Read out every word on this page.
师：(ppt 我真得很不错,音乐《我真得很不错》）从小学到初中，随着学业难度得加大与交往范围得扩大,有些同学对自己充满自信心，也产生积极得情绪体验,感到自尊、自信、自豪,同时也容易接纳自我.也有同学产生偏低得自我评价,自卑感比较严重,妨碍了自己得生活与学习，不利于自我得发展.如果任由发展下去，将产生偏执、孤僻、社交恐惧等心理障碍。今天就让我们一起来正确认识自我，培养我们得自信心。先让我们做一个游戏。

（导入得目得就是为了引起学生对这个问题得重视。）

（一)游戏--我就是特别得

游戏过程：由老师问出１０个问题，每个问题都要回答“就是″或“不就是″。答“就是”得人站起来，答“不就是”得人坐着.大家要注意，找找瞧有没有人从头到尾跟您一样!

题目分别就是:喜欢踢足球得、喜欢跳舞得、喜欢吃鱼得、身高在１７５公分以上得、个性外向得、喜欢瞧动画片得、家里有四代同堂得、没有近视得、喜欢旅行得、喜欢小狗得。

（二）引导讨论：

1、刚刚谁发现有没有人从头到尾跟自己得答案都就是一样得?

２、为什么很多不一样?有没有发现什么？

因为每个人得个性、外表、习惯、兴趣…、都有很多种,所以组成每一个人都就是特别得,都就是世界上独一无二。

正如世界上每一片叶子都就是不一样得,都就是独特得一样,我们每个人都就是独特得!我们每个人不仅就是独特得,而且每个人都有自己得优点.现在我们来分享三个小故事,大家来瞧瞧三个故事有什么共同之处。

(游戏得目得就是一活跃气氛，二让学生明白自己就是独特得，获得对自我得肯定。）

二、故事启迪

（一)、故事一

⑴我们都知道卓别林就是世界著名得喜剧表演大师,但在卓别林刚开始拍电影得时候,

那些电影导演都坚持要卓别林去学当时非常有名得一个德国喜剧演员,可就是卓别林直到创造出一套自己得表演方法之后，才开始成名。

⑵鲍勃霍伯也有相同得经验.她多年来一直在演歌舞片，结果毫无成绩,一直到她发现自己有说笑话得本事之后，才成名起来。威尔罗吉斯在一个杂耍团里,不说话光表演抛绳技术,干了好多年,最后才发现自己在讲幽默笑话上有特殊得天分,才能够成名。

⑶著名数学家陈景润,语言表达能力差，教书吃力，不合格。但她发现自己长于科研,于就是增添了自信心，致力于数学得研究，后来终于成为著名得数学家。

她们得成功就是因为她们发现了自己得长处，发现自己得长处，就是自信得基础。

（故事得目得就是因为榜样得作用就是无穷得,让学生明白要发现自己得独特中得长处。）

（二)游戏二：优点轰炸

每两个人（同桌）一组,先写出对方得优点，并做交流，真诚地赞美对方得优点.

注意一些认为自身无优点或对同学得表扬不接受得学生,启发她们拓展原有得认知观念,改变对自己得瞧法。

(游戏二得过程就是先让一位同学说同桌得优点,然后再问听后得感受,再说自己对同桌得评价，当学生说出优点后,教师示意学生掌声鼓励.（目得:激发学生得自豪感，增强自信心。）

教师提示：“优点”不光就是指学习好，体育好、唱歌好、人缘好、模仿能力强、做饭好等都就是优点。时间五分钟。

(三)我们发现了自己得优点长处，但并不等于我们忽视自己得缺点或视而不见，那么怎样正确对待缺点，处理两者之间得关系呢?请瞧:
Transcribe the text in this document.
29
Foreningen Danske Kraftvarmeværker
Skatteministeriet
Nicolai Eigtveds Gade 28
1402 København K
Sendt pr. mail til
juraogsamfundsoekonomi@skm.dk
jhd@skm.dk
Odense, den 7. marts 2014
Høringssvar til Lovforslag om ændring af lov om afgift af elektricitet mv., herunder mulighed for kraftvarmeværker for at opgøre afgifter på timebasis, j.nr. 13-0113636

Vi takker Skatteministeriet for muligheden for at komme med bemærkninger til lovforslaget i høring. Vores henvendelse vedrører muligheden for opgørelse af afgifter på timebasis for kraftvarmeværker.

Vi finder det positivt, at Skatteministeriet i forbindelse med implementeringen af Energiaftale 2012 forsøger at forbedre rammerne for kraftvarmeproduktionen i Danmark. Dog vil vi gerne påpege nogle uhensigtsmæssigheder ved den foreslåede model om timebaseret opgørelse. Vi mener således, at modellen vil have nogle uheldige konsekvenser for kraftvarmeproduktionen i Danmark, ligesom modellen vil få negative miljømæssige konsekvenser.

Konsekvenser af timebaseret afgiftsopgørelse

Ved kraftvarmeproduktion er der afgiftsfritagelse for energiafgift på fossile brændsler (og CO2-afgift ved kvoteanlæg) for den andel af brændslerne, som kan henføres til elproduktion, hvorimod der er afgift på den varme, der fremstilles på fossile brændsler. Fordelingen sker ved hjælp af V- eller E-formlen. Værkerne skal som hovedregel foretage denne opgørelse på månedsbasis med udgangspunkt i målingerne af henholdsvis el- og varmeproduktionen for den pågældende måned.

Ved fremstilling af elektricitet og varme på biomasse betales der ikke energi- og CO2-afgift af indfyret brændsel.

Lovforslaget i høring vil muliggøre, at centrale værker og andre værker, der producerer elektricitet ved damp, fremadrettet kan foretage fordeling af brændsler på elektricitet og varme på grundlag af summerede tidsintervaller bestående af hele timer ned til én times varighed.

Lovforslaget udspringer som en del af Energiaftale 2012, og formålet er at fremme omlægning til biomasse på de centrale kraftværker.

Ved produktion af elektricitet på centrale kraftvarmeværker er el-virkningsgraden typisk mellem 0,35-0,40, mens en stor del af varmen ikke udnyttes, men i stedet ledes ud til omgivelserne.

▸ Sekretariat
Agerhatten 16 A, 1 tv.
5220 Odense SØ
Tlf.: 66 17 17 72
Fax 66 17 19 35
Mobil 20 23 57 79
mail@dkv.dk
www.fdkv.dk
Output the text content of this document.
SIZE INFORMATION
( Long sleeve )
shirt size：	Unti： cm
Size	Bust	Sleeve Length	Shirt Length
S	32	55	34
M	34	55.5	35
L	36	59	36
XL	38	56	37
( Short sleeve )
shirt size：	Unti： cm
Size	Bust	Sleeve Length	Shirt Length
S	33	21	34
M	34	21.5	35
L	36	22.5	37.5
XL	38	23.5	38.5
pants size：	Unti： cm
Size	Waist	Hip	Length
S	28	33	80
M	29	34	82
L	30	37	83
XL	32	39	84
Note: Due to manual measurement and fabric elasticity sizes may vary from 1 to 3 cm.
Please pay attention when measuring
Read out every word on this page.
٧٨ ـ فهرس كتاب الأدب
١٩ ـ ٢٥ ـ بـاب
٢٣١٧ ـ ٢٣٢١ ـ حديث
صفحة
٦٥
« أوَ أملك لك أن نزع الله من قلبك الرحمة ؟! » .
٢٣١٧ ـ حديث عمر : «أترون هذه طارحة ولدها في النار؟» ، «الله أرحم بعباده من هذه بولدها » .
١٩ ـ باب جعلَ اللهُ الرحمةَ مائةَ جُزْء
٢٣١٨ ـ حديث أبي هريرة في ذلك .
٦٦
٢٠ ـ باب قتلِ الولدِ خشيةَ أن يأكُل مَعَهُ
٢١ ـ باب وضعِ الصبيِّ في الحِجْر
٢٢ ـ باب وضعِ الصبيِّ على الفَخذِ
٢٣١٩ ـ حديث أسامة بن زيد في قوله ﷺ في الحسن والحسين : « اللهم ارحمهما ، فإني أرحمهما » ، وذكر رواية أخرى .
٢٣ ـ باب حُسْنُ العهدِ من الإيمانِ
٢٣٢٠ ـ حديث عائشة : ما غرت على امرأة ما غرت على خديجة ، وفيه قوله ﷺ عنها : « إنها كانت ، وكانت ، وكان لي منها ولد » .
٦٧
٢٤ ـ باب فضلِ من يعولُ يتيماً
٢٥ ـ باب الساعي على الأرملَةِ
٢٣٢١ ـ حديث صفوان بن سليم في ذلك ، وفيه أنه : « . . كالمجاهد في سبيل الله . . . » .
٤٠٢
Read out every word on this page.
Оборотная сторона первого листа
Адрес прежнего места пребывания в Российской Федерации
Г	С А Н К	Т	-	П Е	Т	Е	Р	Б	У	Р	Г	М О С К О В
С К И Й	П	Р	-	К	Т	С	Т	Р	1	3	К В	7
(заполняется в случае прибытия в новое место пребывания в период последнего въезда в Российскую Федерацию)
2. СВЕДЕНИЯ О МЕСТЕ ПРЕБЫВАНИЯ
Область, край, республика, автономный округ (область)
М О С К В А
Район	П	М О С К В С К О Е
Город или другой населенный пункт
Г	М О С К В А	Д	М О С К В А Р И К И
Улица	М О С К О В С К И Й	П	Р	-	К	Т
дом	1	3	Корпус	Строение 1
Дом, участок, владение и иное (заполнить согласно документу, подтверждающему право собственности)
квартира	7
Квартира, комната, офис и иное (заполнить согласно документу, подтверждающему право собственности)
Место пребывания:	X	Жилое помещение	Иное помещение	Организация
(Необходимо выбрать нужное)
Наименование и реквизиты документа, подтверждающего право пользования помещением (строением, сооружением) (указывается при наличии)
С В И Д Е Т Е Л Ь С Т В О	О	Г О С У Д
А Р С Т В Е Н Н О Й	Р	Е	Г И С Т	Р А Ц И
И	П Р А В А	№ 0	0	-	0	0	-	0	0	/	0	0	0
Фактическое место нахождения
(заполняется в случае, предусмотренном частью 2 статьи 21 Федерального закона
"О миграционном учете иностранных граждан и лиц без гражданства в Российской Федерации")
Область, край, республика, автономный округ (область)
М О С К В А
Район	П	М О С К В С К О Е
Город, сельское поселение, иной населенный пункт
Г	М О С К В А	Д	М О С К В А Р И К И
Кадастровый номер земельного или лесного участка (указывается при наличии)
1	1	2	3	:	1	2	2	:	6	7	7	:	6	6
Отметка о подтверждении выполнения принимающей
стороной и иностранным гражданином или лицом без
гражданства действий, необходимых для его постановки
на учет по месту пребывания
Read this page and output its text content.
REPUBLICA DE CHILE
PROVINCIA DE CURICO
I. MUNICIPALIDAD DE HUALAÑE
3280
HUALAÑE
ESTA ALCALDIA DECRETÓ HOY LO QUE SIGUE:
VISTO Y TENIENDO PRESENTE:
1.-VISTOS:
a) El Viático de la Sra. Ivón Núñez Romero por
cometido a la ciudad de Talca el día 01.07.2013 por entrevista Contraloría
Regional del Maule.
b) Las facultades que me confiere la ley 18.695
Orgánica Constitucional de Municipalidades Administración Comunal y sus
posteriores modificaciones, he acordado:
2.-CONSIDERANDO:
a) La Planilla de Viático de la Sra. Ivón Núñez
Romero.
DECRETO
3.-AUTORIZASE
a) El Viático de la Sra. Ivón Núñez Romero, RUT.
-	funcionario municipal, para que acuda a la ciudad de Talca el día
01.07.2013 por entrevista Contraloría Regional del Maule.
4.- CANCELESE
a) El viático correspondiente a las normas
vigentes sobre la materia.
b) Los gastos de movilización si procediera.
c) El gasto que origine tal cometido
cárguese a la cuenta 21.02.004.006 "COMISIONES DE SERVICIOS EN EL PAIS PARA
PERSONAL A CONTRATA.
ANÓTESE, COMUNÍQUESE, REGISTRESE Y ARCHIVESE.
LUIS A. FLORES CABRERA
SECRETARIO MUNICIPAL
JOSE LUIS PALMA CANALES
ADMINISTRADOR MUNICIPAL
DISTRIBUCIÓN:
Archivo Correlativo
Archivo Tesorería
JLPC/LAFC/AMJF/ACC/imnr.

.....

▶ **The task**:
Identify the lines in the entries above that contain "заполняется", then copy them out.

▶ **Answer for the task**:
(заполняется в случае прибытия в новое место пребывания в период последнего въезда в Российскую Федерацию)
(заполняется в случае, предусмотренном частью 2 статьи 21 Федерального закона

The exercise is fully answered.